(Figure record extracts)
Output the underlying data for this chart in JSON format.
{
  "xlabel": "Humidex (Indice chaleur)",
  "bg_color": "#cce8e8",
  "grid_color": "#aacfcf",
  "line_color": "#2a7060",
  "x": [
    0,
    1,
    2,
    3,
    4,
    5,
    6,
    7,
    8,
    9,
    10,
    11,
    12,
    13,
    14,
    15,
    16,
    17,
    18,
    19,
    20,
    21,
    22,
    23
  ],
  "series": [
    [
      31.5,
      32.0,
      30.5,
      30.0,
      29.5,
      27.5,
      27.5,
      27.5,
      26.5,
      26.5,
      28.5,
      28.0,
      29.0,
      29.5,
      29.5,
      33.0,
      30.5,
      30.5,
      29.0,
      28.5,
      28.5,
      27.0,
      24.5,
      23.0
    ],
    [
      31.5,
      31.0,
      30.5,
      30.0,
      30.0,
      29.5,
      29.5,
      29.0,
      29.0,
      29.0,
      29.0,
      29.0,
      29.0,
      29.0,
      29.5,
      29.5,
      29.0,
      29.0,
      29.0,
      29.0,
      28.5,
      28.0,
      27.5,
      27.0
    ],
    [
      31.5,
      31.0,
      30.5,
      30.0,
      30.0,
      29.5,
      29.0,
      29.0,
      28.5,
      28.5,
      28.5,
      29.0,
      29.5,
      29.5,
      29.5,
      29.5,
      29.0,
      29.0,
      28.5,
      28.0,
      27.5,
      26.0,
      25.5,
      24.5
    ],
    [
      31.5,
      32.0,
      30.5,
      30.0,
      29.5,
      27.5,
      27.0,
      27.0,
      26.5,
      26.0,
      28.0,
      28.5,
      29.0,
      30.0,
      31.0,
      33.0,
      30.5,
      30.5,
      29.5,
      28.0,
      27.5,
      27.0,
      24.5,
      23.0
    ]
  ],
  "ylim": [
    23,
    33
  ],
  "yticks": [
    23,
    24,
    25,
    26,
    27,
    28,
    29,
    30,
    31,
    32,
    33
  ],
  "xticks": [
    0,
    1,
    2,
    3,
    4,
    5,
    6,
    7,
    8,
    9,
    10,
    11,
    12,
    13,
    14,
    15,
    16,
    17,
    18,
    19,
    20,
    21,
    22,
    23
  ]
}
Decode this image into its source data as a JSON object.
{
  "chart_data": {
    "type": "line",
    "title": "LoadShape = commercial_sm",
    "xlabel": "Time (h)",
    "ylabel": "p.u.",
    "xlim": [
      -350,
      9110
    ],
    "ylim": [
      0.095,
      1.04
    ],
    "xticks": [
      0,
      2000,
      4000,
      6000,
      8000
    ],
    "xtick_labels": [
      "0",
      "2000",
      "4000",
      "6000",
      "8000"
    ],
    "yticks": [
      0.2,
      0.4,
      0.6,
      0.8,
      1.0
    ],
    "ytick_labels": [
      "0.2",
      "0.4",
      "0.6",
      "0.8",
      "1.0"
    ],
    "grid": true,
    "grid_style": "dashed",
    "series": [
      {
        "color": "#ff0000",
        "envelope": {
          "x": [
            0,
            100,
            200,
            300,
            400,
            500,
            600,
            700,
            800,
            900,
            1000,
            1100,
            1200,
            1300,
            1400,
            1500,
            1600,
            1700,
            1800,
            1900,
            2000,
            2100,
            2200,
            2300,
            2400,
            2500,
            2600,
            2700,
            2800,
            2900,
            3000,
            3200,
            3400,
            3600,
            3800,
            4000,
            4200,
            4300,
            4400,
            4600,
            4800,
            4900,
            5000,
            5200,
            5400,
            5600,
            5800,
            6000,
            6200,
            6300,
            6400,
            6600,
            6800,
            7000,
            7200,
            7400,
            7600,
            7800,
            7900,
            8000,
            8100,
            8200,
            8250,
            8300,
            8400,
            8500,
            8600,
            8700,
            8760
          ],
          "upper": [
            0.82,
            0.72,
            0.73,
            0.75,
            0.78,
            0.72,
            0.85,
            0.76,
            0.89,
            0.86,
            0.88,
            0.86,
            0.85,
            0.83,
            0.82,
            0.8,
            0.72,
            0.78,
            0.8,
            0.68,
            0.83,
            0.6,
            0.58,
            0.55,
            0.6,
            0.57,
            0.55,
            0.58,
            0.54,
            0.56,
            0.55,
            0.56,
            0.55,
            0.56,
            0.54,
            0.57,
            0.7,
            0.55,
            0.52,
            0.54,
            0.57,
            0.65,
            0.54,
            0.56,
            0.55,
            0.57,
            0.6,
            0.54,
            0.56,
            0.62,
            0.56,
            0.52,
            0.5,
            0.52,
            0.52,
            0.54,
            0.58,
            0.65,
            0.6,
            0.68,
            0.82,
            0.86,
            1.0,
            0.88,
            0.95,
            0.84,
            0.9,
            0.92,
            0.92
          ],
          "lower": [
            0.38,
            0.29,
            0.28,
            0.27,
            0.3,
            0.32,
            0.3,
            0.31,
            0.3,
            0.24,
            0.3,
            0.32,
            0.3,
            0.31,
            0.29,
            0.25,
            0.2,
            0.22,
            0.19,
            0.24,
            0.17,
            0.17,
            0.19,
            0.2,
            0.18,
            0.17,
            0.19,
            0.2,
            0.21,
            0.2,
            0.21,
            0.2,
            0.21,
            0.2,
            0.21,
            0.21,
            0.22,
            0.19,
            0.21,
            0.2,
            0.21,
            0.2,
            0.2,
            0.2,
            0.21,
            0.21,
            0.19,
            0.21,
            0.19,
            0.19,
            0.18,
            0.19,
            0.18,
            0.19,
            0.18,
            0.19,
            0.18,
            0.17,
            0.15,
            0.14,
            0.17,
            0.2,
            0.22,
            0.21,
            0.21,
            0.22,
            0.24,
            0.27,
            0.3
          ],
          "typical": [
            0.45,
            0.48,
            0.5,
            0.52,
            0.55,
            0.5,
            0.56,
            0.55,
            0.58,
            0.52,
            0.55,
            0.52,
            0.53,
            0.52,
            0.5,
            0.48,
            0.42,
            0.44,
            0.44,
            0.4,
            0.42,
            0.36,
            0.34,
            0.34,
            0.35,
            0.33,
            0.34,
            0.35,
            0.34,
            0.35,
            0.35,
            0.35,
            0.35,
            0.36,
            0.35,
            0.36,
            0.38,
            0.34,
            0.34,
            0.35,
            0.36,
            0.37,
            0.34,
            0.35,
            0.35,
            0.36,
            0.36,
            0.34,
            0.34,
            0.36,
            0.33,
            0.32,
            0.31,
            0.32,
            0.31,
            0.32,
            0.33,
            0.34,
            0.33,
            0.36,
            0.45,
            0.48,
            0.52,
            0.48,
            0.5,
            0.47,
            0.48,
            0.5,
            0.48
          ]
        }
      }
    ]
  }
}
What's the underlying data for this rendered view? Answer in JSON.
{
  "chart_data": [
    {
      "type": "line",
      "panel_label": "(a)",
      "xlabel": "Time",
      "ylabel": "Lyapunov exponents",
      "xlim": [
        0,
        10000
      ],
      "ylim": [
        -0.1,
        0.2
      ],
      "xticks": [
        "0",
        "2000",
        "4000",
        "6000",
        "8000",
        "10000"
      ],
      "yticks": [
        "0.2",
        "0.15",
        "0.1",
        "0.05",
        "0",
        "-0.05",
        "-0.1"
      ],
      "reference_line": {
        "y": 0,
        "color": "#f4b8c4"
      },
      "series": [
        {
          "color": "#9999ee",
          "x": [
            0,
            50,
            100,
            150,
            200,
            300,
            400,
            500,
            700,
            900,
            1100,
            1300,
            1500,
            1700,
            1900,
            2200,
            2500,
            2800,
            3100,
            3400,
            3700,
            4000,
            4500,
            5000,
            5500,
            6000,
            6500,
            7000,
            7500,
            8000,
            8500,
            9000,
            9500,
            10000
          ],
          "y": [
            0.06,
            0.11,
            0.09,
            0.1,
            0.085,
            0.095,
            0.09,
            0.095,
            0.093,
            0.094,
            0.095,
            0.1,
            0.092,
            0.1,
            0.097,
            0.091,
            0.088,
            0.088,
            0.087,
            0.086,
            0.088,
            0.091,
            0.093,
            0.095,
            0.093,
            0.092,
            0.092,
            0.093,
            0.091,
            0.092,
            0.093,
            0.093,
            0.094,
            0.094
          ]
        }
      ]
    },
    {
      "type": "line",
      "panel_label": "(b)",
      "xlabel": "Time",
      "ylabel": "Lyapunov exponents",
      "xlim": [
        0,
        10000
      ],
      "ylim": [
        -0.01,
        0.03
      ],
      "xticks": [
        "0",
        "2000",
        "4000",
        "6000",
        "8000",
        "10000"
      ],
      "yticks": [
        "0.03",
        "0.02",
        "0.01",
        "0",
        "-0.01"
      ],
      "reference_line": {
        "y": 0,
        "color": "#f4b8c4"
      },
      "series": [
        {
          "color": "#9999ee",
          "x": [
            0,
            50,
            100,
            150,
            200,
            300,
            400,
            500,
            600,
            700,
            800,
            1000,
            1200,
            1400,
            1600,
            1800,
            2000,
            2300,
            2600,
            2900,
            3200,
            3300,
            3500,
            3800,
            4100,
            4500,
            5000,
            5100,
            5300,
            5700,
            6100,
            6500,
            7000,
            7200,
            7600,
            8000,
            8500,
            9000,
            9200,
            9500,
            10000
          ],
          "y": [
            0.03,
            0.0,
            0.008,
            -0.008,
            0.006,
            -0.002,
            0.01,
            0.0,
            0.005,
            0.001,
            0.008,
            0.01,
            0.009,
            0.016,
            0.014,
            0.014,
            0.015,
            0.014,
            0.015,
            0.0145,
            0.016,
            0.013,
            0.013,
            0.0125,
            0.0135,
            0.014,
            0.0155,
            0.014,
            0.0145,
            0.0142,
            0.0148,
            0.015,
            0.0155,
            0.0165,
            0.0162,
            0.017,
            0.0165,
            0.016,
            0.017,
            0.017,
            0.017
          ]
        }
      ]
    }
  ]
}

**TASK TO CARRY OUT:** Locate all lines holding the word "this", then copy them out.

**THE COMPLETED TASK:**
Output the underlying data for this chart in JSON format.
Decode this image into its source data as a JSON object.
What's the underlying data for this rendered view? Answer in JSON.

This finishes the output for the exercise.